Given request:
Records follow. Select each line holding "Wellington".

──────── Records shown

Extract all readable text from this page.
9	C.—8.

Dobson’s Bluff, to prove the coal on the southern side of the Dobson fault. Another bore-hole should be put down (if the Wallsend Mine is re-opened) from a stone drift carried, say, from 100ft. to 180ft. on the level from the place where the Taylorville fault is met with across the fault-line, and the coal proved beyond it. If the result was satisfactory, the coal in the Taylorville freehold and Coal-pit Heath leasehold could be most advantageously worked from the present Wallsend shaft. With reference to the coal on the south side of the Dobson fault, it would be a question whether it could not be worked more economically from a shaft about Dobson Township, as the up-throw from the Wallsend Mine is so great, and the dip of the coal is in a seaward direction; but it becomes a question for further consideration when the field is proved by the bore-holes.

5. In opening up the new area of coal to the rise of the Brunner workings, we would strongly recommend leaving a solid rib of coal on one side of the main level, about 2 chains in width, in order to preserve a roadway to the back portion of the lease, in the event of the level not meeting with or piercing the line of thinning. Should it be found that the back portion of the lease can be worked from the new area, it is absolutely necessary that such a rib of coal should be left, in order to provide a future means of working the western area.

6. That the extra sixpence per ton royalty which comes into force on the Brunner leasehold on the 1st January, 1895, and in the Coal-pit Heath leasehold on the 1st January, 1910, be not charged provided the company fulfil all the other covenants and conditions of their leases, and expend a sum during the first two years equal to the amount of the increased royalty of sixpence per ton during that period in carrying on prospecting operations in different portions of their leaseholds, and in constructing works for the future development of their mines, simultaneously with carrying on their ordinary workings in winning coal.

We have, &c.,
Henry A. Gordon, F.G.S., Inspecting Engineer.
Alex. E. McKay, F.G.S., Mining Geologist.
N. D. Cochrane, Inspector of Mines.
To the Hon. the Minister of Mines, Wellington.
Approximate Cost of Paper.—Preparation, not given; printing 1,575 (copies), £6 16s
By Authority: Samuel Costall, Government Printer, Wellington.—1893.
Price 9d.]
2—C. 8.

────────────────

Output:
To the Hon. the Minister of Mines, Wellington.
By Authority: Samuel Costall, Government Printer, Wellington.—1893.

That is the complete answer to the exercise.